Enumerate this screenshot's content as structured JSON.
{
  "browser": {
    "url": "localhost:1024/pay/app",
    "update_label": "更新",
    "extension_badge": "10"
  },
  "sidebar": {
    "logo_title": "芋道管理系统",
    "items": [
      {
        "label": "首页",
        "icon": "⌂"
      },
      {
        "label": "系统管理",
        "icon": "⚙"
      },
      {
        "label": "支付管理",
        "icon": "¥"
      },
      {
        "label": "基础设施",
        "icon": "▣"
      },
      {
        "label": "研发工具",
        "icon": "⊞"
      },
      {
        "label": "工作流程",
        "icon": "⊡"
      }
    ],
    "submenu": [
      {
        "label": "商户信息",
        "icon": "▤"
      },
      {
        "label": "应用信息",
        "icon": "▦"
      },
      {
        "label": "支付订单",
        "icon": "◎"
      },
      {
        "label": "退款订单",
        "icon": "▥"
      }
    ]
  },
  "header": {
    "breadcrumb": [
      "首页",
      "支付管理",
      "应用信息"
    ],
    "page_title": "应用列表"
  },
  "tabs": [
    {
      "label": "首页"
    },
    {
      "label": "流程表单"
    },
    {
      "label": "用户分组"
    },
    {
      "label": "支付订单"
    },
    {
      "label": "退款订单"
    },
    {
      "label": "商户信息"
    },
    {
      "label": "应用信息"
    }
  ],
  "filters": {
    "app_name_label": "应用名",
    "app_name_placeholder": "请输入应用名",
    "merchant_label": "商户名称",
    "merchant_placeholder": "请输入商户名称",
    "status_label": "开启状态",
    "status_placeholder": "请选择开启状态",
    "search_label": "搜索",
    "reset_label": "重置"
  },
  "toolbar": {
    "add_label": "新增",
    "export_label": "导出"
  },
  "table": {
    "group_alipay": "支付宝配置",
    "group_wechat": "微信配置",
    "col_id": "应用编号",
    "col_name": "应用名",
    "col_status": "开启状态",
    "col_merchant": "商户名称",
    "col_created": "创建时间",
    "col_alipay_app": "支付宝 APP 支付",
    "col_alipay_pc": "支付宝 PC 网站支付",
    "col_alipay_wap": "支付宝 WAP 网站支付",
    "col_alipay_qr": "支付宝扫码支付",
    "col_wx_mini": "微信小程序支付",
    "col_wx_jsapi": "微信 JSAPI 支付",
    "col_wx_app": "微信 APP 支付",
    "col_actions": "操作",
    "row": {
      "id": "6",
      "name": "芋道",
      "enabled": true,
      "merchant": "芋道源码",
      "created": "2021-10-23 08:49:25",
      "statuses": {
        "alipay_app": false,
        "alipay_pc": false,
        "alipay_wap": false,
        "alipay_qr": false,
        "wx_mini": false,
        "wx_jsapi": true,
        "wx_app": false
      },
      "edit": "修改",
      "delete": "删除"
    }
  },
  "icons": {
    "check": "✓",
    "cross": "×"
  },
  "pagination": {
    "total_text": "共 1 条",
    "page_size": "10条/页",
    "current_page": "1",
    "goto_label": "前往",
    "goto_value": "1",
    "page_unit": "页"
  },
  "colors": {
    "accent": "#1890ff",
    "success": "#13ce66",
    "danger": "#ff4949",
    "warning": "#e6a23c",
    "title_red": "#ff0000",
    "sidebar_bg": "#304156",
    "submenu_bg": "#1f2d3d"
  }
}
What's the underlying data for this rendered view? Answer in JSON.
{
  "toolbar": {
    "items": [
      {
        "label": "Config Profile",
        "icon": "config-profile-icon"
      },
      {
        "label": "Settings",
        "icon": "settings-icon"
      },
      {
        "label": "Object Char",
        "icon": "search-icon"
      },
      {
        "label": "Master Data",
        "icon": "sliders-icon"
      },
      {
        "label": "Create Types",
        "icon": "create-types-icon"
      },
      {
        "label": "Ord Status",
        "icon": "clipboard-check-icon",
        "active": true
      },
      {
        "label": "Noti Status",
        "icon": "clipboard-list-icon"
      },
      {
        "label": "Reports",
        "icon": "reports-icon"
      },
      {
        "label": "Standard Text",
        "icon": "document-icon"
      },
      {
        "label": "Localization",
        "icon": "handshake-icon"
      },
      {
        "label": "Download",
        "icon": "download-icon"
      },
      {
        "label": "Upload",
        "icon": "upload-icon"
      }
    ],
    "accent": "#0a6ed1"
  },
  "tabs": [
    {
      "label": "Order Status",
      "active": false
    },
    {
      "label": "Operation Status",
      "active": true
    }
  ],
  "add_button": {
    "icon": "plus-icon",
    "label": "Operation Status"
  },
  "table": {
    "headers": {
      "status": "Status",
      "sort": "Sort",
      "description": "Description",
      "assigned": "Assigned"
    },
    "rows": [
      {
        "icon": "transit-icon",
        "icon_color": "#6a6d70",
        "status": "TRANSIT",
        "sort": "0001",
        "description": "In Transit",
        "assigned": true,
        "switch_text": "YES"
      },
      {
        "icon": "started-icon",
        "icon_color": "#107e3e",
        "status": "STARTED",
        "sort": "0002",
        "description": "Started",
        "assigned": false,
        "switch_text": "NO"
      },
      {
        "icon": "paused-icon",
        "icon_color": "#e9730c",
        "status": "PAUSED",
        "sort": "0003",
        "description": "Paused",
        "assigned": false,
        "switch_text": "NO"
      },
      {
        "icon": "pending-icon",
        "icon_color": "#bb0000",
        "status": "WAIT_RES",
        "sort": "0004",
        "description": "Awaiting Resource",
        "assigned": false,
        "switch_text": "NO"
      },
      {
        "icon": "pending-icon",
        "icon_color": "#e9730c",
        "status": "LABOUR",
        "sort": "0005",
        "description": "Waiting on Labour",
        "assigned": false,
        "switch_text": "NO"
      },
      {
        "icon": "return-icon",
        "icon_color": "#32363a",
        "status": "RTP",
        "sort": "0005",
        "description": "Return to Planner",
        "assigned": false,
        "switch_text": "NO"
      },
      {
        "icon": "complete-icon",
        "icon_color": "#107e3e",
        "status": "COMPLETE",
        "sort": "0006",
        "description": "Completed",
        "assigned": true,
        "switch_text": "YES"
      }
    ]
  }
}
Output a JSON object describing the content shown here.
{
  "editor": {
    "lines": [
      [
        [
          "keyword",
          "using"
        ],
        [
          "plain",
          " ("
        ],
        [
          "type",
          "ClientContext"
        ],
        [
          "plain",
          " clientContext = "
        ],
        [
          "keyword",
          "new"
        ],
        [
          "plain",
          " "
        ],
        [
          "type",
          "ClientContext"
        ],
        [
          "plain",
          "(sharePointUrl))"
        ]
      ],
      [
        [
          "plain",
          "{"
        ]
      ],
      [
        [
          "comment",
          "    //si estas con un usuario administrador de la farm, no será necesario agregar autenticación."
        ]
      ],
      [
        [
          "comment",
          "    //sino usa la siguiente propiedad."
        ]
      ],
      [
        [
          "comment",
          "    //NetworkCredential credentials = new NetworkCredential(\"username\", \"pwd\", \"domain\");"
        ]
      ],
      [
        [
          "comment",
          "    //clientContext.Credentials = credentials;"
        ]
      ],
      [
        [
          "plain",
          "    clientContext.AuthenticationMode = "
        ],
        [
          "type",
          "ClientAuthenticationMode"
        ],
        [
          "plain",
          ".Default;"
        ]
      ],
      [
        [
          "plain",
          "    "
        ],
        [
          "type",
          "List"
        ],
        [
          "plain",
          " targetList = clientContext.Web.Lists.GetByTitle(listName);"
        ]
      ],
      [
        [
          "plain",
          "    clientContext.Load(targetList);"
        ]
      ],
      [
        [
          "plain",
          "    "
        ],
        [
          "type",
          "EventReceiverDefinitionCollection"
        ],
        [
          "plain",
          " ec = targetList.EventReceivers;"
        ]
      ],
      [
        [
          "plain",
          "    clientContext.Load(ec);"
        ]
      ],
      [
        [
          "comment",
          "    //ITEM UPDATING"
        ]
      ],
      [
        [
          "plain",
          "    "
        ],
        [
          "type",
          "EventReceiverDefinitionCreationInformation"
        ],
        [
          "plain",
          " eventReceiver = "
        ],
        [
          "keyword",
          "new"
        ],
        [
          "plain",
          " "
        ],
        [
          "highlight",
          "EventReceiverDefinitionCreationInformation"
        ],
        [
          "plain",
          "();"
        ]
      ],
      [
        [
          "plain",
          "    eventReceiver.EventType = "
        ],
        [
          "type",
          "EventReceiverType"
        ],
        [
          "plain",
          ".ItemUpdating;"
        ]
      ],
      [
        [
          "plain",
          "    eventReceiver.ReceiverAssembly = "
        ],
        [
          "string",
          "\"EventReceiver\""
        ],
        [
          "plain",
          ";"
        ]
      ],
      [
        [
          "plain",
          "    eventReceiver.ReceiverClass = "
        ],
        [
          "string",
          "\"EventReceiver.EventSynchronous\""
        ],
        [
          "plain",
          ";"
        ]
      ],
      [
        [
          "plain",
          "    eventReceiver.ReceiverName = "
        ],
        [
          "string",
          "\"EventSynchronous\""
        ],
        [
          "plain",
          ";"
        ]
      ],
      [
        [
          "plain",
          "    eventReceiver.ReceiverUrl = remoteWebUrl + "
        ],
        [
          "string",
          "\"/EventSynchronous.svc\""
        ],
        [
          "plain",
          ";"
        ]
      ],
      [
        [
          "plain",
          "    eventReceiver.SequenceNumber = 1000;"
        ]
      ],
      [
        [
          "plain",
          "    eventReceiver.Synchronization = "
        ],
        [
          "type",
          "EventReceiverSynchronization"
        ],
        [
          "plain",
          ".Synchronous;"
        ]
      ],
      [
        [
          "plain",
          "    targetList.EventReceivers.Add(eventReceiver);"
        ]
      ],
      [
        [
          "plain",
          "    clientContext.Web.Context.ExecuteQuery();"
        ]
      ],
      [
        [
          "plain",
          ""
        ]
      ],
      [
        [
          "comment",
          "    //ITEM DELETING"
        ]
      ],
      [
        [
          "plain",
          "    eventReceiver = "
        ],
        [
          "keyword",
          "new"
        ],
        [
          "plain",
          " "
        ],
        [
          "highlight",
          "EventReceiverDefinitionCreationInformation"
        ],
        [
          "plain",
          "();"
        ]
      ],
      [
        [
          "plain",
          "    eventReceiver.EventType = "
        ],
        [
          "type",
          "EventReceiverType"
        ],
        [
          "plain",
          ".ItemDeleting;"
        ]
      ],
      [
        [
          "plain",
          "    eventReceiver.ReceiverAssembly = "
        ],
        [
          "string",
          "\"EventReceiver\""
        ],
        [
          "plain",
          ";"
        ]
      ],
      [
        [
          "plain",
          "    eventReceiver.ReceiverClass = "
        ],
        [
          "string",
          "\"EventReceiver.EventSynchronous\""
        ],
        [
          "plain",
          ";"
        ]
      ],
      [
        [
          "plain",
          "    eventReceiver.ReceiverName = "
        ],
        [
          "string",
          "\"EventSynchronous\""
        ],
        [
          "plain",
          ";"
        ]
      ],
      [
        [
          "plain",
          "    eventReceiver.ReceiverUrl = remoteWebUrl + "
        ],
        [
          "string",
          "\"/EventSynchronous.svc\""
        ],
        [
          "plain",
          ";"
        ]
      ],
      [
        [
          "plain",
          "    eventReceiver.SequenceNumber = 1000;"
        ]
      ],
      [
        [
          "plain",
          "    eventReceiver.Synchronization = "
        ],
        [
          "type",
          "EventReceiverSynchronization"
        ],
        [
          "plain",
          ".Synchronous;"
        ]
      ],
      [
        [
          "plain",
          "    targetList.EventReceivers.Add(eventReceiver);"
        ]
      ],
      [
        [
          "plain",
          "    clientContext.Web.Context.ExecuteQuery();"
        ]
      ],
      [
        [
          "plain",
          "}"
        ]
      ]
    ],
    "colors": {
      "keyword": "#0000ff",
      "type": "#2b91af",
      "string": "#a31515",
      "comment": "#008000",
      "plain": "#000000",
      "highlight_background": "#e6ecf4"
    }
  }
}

→ **TASK REQUIREMENTS**:
Looking at the listing above, count the lines that contain "true" and give nothing but the number.

→ **ANSWER FOR THIS EXERCISE**:
6